**Dataset:**
####################

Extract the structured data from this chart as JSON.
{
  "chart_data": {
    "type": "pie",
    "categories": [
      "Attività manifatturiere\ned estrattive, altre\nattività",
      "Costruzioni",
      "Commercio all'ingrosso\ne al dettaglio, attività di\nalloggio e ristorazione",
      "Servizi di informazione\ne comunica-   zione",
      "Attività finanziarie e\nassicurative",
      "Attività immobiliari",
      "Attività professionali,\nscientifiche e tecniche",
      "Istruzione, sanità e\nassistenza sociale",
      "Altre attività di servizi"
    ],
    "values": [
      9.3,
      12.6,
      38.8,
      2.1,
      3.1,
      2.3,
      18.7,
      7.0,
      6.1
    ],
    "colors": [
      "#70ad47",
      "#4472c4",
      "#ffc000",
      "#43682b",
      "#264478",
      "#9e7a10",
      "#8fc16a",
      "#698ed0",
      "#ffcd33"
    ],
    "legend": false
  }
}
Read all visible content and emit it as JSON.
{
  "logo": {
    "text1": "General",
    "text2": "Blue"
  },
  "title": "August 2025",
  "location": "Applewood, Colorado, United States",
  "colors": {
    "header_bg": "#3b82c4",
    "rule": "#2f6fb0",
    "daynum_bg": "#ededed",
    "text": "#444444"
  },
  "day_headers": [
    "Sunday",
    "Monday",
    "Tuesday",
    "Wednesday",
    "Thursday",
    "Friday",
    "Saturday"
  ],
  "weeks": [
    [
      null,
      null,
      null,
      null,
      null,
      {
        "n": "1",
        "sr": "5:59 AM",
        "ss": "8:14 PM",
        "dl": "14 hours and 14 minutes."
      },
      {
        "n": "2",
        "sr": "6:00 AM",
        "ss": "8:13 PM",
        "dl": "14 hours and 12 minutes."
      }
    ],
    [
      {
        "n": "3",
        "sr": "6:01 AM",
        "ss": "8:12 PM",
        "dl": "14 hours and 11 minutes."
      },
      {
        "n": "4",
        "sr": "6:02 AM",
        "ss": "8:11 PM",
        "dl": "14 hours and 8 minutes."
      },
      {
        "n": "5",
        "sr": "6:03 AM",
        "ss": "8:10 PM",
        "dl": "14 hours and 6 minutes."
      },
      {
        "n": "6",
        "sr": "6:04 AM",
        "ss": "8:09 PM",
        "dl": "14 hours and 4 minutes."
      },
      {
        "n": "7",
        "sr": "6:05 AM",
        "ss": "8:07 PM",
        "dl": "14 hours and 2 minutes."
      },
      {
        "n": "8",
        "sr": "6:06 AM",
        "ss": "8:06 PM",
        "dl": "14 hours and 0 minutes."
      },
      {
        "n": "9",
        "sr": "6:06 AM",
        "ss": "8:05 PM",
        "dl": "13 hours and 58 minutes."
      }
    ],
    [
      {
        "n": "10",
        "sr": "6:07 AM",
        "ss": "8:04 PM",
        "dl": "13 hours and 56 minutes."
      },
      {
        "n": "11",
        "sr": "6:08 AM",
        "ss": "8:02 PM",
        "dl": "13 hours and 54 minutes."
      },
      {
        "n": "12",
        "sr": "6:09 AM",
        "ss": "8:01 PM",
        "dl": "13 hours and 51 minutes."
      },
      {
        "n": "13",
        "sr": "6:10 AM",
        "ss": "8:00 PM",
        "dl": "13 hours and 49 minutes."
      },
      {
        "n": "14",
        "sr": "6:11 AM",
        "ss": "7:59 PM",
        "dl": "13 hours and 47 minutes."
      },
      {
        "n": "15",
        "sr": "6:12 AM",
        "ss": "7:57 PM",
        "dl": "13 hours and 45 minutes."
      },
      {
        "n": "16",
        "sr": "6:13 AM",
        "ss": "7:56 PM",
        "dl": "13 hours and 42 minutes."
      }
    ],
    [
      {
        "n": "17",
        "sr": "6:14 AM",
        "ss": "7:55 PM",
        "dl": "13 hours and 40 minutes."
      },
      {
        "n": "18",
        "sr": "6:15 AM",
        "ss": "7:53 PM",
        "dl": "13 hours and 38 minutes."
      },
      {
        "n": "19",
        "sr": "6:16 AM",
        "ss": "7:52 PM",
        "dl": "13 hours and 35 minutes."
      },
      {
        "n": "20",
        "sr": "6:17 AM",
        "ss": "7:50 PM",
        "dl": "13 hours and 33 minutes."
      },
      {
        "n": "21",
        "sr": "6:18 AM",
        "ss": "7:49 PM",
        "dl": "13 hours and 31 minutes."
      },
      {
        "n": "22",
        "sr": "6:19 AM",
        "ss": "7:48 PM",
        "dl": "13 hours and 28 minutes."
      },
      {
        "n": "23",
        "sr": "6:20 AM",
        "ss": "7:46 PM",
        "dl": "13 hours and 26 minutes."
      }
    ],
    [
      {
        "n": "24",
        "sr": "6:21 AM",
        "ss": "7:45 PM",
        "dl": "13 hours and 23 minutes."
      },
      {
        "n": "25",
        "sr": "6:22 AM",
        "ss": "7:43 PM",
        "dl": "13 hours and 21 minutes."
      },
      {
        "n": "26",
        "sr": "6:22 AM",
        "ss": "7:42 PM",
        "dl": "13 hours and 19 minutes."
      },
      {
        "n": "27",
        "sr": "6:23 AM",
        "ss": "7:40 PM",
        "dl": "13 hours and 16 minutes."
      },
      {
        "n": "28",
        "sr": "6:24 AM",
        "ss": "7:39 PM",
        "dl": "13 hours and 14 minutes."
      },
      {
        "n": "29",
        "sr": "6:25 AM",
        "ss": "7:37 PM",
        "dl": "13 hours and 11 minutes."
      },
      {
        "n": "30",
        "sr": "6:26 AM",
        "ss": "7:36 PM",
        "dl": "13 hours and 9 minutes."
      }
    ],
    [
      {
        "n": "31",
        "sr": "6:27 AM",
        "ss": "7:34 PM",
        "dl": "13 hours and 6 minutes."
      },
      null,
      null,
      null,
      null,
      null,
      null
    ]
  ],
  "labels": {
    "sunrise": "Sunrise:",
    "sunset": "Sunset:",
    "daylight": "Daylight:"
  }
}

####################

**What to produce:**
Identify and copy the lines holding the word "JSON".

**Solution to the problem:**
Extract the structured data from this chart as JSON.
Read all visible content and emit it as JSON.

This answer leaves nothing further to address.